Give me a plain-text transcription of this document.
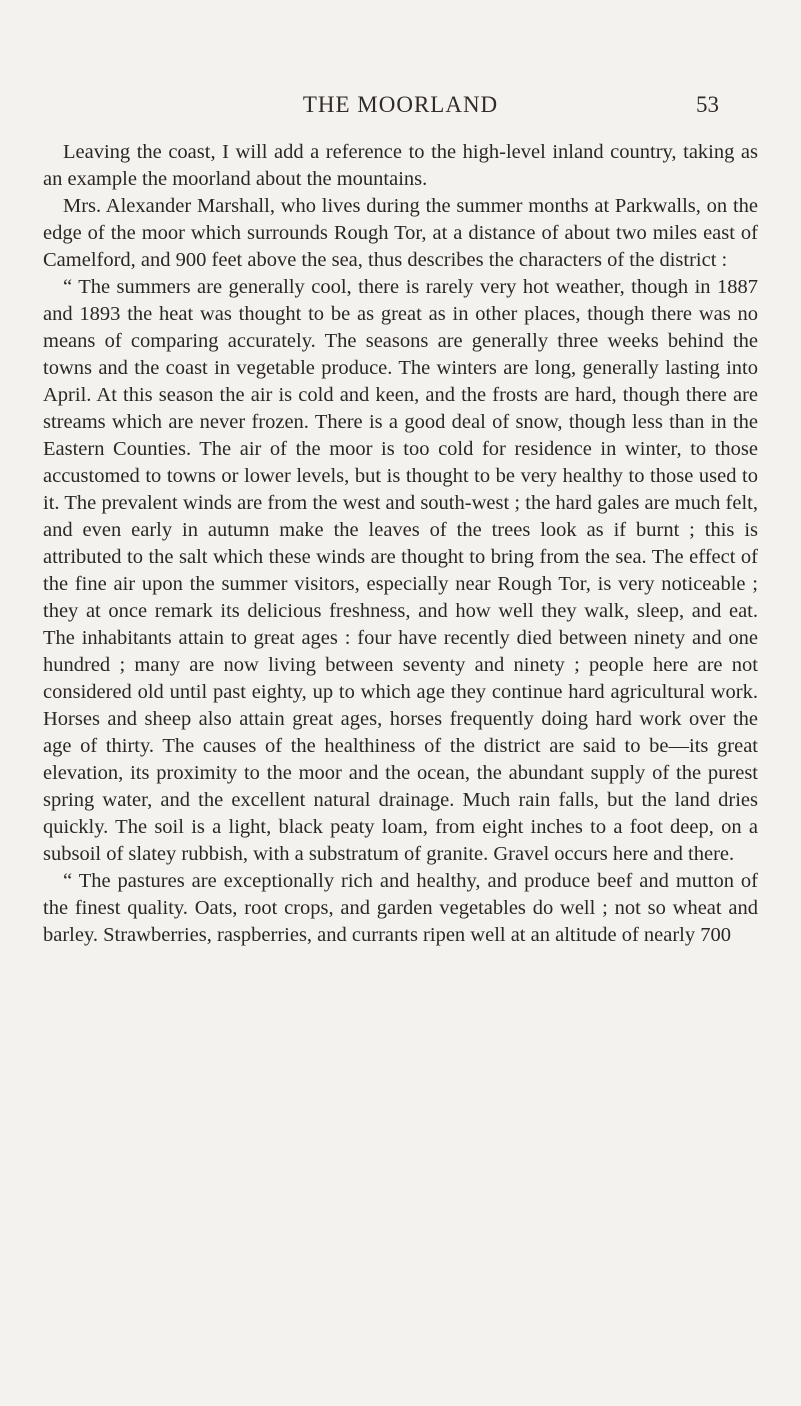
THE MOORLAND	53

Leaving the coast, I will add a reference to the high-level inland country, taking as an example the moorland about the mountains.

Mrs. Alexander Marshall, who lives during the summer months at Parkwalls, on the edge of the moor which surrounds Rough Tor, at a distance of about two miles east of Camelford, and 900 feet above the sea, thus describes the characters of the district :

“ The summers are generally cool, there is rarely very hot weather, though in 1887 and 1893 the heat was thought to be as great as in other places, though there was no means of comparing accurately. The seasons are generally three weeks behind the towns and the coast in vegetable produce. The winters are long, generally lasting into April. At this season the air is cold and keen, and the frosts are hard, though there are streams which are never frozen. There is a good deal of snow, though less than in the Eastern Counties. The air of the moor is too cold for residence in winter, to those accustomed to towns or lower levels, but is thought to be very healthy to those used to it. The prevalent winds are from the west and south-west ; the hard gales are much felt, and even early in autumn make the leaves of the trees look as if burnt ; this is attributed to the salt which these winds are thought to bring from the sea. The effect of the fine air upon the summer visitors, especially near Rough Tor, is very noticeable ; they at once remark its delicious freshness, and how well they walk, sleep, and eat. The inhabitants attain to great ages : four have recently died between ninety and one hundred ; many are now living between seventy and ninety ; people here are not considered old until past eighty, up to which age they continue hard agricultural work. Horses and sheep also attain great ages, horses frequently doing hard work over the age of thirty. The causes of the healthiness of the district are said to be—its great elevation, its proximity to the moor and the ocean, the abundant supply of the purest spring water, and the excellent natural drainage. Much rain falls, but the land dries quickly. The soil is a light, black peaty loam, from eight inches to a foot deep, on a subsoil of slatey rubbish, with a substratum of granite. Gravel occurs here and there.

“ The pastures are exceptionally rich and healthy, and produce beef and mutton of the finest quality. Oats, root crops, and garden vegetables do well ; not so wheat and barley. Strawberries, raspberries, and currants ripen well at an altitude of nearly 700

......

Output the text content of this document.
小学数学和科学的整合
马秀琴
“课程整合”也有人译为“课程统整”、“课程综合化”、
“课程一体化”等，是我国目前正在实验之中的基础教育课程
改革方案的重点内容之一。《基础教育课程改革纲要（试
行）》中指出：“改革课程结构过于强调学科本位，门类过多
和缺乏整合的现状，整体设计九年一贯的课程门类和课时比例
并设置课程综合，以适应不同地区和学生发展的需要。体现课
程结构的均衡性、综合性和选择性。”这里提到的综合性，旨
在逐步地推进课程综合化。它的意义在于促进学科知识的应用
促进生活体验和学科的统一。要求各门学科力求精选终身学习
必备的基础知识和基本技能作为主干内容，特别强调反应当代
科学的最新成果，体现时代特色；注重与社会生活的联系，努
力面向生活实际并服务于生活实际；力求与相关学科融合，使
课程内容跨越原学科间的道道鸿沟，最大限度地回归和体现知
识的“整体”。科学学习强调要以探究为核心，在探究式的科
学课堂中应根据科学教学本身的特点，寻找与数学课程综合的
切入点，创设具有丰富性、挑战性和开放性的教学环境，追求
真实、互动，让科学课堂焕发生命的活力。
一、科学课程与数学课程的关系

......

Copy each line from the data above that includes "document".

-- RESPONSE --
Give me a plain-text transcription of this document.
Output the text content of this document.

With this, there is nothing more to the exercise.